───── Data provided ─────

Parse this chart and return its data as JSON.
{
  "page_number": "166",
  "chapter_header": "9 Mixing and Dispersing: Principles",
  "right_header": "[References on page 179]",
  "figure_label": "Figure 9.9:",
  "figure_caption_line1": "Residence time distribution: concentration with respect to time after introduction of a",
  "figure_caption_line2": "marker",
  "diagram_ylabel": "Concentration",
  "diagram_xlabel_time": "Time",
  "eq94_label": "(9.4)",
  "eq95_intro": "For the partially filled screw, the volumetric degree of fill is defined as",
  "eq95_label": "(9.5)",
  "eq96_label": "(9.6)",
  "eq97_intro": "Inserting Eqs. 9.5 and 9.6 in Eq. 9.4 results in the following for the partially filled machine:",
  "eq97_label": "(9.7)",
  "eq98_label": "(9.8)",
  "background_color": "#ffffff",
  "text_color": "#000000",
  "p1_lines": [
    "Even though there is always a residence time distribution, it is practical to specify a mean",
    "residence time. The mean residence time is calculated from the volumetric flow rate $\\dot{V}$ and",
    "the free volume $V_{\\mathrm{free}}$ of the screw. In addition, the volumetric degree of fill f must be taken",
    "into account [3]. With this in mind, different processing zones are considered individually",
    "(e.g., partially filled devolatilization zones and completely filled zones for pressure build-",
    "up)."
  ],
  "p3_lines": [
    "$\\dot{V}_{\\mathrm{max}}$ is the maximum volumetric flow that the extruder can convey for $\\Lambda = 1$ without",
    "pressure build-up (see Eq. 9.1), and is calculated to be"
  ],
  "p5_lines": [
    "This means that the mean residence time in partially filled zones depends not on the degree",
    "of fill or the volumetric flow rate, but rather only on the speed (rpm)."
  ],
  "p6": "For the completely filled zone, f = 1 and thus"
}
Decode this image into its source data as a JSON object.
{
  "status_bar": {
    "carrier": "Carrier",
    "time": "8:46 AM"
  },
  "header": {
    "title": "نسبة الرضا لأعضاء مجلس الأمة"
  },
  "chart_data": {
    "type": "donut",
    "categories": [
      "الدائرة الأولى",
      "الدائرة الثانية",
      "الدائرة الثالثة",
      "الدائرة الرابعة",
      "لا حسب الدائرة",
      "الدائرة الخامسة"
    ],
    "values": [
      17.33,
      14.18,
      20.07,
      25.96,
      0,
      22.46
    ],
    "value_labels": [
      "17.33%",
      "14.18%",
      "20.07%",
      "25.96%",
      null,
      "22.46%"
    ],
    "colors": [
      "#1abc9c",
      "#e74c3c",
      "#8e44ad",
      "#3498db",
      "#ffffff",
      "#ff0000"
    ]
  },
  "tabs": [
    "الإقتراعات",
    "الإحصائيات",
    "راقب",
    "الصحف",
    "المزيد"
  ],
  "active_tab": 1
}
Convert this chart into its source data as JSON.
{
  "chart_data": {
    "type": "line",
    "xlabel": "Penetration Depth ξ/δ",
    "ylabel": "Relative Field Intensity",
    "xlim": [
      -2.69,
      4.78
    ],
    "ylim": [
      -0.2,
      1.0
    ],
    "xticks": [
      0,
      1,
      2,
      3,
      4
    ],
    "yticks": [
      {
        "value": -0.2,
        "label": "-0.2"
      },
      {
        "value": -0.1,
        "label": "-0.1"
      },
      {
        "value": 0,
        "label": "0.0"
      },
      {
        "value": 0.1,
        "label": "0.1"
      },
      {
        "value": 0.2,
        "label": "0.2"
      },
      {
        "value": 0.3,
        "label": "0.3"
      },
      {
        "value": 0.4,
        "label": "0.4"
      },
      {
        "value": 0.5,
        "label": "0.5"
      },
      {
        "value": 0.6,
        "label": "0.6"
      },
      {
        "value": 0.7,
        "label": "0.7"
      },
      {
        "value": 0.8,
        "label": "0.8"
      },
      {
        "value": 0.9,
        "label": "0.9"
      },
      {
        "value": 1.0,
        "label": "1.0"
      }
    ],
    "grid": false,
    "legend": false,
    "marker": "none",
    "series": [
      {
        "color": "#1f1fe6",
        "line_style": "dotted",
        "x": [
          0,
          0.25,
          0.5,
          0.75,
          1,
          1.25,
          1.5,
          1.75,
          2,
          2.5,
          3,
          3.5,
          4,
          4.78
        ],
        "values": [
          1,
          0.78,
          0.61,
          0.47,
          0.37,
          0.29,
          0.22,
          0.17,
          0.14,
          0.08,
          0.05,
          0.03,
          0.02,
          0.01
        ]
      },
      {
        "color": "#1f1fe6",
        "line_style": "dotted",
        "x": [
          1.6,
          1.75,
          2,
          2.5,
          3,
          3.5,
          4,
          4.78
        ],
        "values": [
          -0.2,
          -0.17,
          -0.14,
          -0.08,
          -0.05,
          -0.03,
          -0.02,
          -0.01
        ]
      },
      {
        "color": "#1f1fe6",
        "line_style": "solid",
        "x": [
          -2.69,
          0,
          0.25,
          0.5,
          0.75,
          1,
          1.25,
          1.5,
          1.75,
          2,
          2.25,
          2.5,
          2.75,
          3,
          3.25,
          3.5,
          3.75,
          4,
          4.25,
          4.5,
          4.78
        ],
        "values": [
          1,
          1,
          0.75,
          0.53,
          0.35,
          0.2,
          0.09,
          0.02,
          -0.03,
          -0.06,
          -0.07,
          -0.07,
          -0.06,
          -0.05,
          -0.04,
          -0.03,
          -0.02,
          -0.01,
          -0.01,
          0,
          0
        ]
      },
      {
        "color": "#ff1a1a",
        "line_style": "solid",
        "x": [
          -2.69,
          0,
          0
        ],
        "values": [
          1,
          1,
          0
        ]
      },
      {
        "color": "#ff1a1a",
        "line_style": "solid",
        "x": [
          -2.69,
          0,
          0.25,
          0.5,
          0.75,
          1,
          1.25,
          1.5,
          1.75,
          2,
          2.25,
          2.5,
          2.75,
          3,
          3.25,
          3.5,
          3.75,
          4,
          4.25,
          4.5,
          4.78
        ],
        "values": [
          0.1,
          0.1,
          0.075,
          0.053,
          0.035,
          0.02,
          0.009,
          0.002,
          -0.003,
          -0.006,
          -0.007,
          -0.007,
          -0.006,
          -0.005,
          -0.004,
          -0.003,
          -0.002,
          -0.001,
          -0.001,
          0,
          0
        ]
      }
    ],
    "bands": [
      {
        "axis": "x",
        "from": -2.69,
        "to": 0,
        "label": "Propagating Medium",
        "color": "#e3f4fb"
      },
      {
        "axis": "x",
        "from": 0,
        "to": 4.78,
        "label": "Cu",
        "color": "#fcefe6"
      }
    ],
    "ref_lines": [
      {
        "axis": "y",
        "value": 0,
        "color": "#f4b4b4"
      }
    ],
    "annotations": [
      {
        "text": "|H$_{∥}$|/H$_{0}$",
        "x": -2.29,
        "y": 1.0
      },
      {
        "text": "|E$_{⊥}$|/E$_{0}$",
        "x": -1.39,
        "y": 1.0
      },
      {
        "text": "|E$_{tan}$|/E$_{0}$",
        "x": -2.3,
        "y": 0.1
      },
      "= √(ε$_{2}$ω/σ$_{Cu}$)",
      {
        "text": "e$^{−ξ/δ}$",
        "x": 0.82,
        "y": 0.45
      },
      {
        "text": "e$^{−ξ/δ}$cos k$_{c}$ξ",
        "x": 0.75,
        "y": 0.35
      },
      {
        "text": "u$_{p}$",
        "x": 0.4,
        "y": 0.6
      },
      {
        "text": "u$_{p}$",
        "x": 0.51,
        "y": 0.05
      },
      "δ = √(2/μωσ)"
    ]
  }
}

─────

Gather all lines from the listing above in which "build" occurs.

_Task output:_
    "(e.g., partially filled devolatilization zones and completely filled zones for pressure build-",
    "pressure build-up (see Eq. 9.1), and is calculated to be"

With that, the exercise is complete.